(Stored dataset items)
################
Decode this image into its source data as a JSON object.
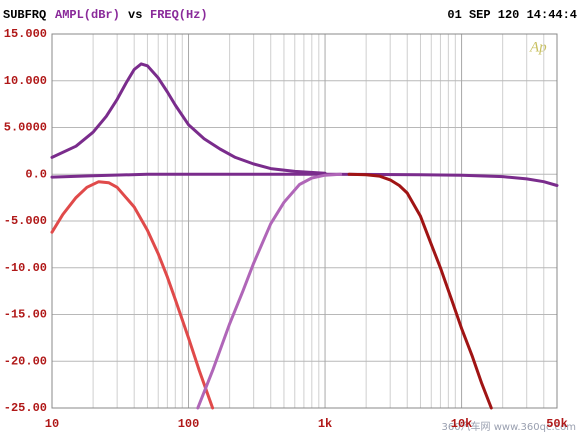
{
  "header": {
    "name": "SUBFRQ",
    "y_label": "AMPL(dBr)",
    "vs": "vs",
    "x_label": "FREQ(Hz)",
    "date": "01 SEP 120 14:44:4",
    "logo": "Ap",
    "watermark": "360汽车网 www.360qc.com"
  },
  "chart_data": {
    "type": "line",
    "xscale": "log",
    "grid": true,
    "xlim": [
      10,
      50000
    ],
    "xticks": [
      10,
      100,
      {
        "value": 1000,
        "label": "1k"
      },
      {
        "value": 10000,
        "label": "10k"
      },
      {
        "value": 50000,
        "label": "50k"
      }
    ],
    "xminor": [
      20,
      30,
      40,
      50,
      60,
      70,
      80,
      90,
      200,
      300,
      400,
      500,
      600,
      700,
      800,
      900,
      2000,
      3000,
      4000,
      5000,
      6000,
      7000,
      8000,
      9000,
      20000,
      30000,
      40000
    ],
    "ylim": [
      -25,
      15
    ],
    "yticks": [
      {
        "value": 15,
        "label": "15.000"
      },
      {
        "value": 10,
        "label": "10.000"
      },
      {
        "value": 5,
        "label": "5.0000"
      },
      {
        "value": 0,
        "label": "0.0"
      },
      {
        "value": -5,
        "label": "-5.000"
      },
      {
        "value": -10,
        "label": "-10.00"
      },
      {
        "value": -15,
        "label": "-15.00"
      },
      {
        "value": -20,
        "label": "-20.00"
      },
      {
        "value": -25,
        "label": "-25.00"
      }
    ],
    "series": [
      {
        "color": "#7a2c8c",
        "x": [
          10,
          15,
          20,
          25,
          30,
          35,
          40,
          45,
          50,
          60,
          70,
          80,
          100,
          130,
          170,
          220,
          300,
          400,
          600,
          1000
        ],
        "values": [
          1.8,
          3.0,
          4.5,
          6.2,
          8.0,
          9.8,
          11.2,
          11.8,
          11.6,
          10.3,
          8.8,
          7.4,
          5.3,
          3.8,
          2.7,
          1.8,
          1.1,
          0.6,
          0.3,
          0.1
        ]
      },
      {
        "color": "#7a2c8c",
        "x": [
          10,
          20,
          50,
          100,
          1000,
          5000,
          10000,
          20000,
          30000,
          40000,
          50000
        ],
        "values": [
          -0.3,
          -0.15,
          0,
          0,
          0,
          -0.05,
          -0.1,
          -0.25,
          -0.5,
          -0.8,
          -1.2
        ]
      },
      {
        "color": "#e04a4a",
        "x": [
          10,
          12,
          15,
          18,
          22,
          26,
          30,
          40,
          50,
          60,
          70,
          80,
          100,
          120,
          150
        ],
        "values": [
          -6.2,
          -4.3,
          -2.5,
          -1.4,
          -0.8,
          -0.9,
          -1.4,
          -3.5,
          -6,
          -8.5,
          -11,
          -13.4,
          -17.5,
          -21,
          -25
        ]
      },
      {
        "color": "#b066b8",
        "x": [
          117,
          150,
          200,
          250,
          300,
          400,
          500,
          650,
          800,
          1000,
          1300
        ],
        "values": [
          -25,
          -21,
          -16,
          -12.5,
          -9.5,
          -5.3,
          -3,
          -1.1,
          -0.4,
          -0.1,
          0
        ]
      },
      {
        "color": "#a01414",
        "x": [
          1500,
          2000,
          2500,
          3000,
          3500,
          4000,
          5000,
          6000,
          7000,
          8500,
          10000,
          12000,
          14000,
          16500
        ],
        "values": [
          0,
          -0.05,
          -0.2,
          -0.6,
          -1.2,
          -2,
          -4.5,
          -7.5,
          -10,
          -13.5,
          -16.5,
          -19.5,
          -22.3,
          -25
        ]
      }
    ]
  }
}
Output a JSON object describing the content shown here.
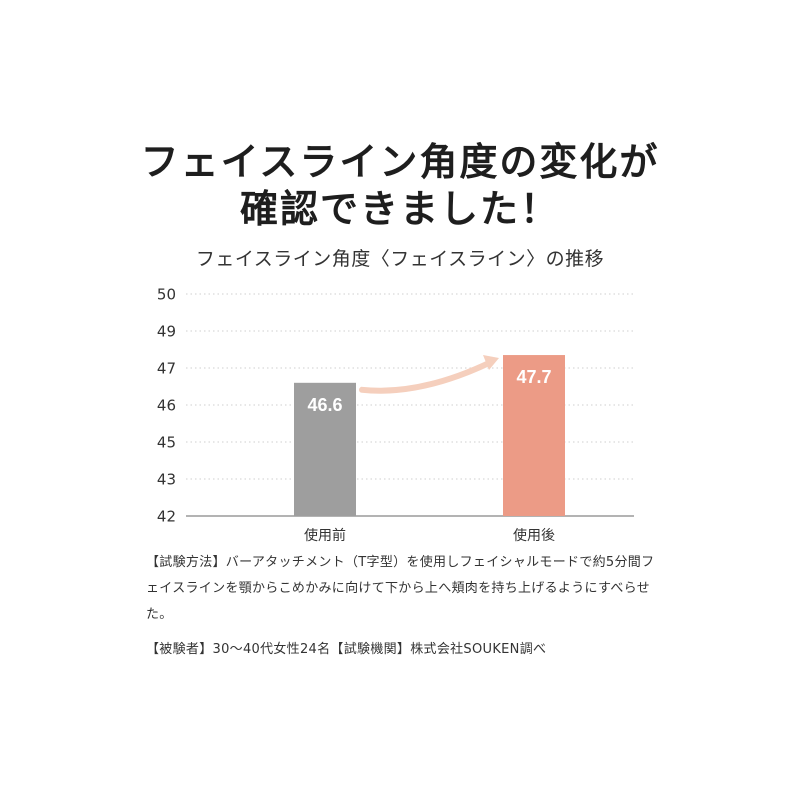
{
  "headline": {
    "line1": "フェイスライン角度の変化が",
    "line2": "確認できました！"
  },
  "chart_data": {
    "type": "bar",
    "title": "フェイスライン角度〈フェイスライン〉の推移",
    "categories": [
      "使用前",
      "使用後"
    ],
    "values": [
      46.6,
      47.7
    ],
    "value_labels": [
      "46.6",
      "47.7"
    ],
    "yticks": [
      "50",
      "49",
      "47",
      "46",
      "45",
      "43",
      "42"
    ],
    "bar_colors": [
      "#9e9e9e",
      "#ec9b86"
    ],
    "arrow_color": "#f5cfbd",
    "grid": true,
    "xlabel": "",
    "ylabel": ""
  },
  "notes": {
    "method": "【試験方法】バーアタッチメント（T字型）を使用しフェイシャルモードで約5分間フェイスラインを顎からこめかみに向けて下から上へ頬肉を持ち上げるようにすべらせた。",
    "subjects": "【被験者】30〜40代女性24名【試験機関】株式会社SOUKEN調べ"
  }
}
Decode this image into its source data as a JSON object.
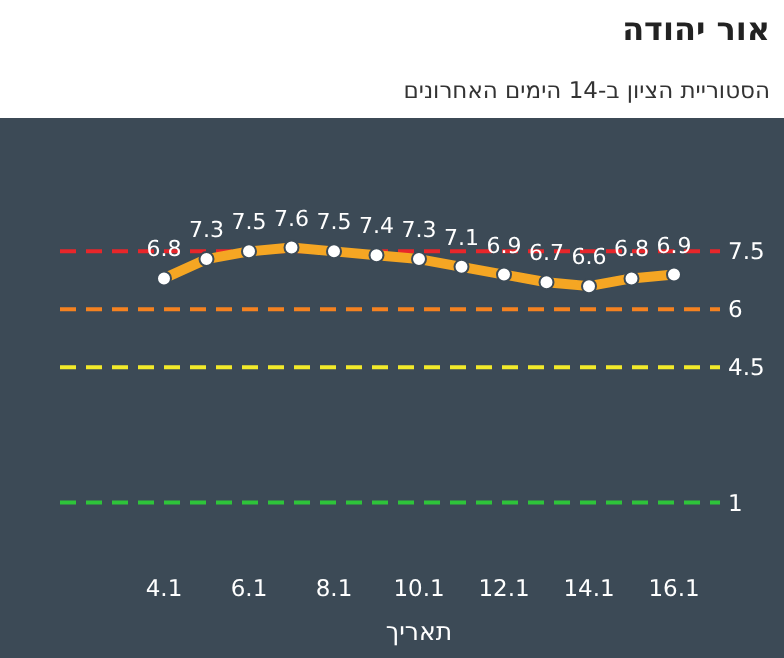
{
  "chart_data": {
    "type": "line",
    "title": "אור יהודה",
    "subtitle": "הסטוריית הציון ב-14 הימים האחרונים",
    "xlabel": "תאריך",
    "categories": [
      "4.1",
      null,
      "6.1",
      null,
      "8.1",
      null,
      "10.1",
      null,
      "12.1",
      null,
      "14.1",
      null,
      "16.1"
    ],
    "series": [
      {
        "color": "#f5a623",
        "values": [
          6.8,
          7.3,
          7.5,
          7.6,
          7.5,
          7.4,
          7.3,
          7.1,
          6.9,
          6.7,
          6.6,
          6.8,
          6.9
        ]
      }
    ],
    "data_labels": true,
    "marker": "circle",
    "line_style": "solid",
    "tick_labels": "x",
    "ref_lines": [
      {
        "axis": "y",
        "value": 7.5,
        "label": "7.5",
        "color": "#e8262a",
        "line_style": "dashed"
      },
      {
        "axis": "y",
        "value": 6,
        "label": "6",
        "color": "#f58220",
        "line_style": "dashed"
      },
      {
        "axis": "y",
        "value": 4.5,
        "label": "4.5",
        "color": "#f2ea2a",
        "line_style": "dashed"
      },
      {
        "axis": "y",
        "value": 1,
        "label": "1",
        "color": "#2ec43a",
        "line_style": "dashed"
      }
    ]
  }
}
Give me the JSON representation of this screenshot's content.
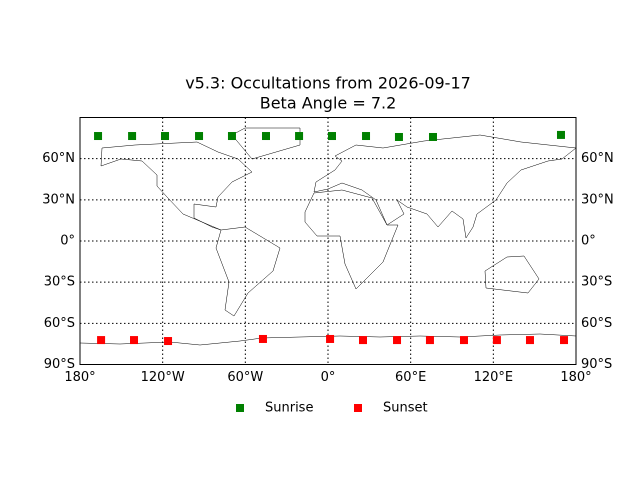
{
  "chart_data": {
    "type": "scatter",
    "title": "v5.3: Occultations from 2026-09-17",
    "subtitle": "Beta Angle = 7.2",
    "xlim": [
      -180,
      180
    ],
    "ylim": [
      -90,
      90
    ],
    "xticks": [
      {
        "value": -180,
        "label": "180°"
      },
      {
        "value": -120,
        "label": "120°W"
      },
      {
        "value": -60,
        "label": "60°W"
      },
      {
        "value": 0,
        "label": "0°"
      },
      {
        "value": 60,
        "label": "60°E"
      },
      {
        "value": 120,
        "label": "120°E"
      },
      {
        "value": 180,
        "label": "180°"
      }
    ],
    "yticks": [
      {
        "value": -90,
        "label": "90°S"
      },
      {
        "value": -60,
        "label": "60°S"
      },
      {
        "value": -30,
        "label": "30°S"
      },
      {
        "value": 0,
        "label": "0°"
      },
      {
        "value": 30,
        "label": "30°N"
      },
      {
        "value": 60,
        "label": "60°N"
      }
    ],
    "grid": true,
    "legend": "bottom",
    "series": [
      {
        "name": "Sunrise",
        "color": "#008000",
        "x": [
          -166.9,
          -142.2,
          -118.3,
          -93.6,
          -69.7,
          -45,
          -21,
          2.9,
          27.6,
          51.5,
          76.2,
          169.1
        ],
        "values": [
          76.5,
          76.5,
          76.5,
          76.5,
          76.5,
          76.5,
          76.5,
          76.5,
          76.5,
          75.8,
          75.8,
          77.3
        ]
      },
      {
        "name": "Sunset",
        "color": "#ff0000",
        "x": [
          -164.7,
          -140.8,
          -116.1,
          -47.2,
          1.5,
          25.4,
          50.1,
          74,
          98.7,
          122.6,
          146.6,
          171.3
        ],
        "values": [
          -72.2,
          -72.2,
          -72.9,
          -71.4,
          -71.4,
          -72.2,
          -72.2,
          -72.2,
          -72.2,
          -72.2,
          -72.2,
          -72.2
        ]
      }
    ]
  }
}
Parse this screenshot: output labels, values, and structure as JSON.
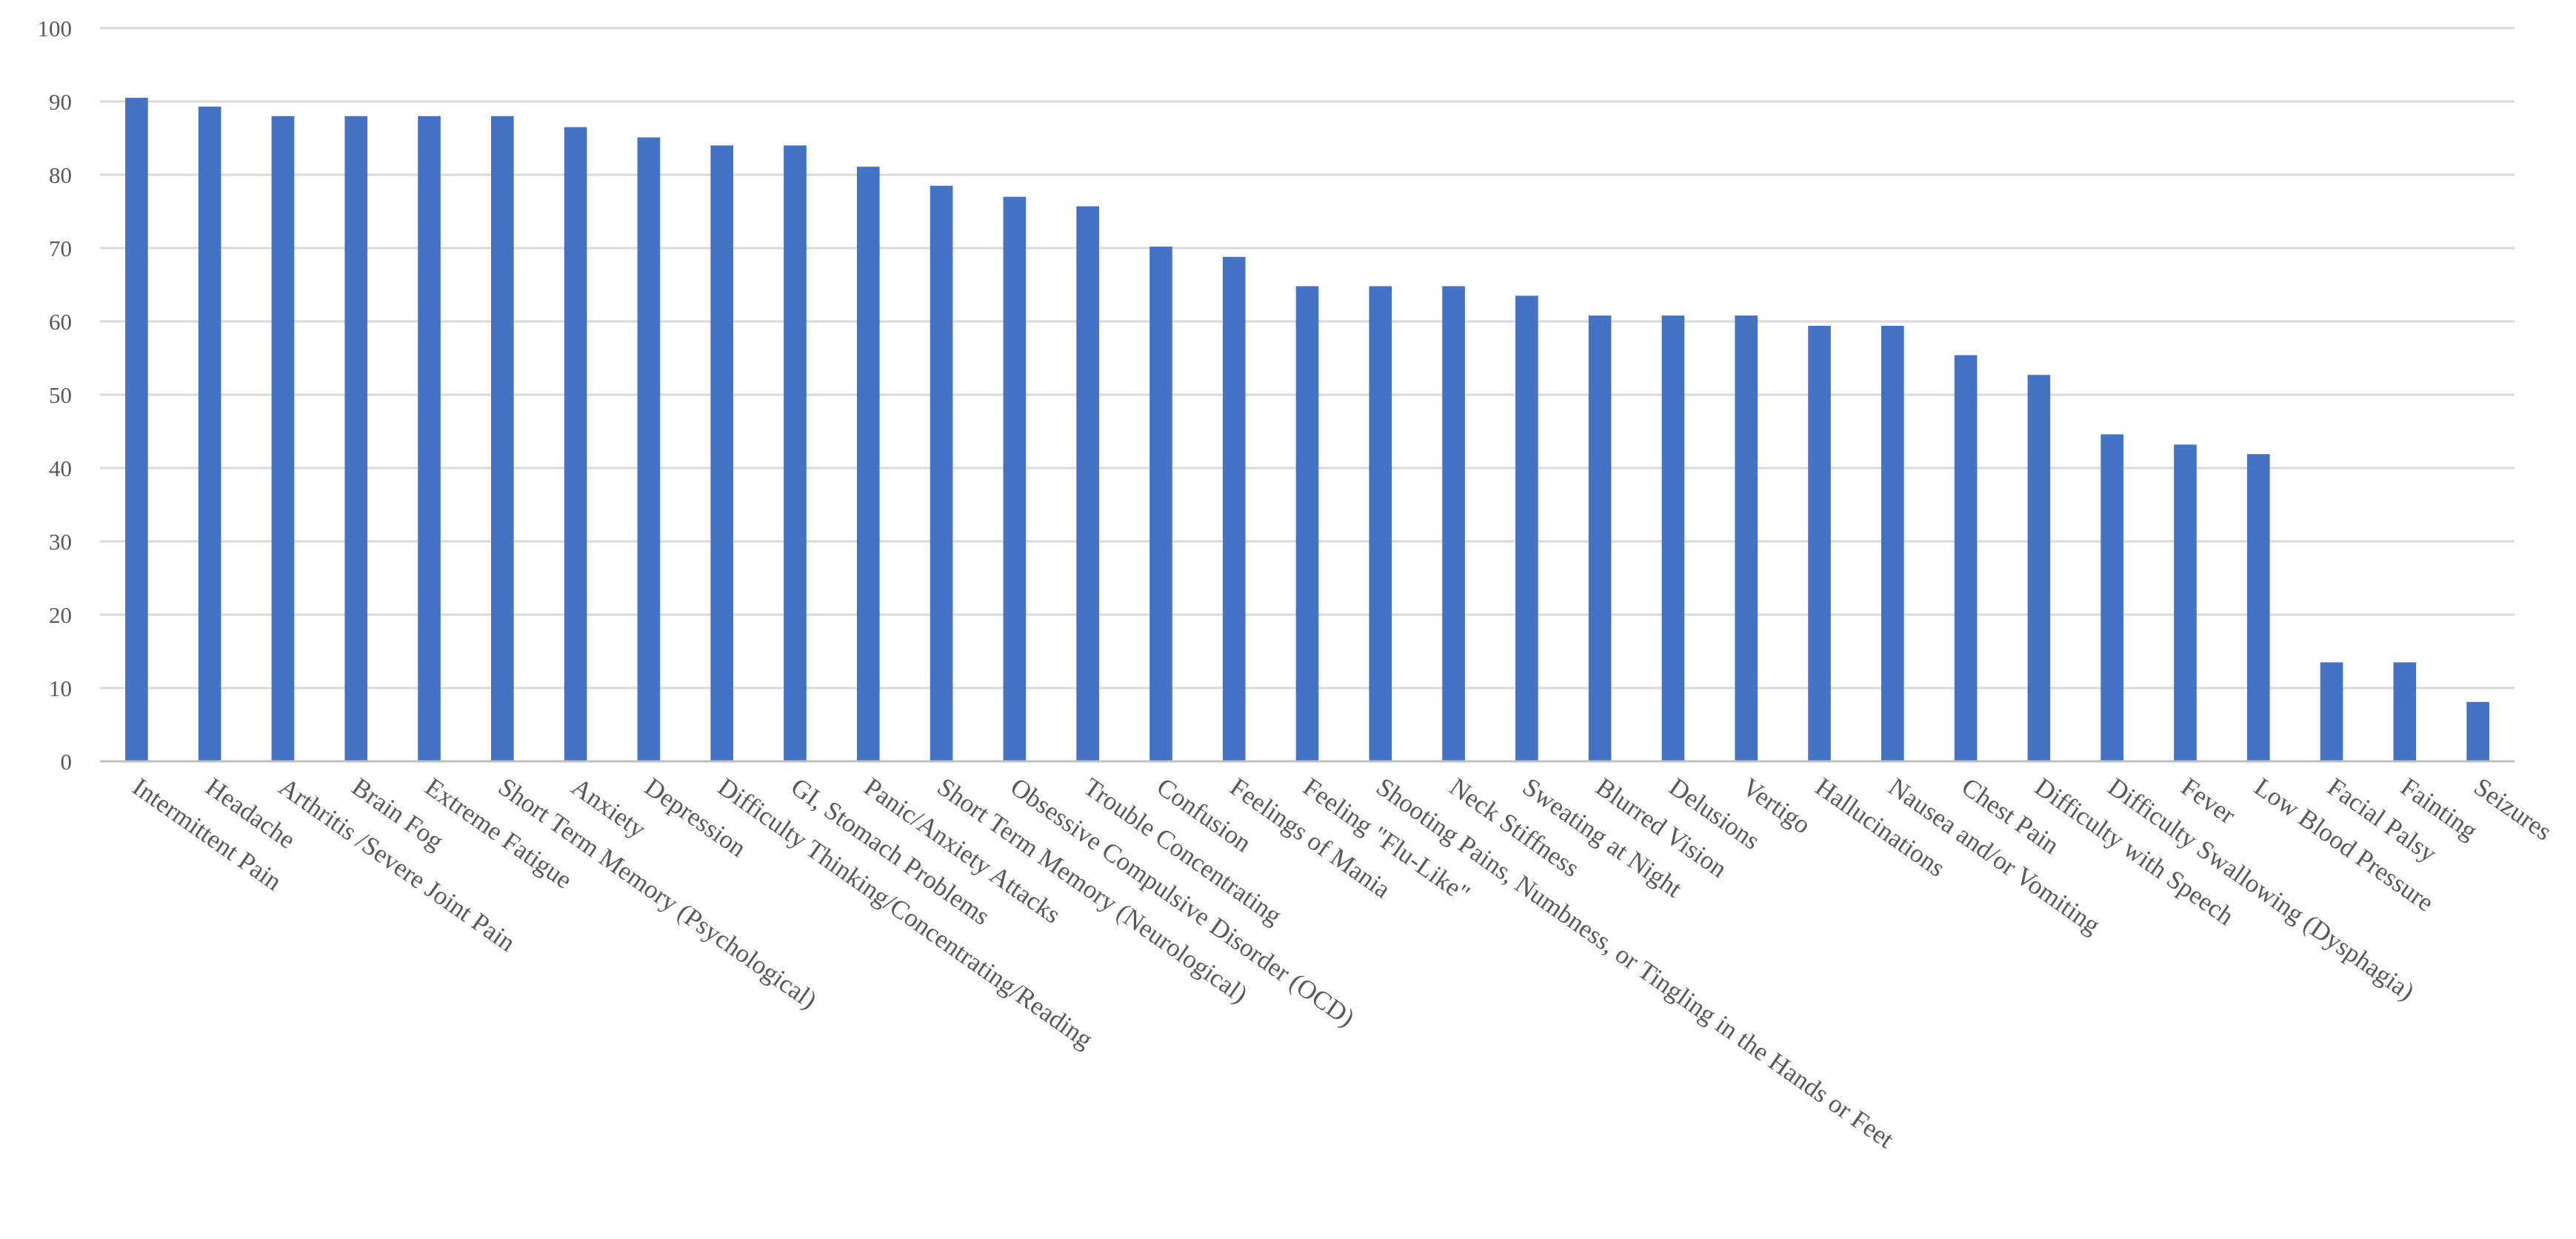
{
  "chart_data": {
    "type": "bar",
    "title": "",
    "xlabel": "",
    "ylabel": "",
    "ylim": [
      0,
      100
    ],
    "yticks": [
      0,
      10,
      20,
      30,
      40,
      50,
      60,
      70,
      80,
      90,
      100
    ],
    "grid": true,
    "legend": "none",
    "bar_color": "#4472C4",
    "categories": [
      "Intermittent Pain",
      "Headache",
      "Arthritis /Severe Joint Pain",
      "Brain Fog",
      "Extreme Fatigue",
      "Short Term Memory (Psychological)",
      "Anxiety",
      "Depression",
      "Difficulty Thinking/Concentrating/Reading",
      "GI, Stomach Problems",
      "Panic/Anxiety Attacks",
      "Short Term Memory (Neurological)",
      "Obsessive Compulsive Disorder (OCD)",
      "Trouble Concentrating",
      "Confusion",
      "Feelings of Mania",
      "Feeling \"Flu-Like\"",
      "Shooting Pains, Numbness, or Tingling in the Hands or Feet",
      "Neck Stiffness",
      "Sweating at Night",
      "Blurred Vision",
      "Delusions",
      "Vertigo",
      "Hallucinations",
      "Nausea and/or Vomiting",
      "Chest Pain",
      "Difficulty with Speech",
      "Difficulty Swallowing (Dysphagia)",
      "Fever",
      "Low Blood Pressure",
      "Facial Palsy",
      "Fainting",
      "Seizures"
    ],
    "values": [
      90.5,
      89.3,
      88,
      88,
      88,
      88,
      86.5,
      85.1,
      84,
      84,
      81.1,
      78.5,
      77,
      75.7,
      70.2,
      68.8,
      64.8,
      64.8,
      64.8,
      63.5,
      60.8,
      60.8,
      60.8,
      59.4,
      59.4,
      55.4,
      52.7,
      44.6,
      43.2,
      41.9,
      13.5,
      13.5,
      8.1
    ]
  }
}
################
● Work instructions
Copy each line in the data that holds the word "name".

● Exercise answer
    "name": "SUBFRQ",
        "name": "Sunrise",
        "name": "Sunset",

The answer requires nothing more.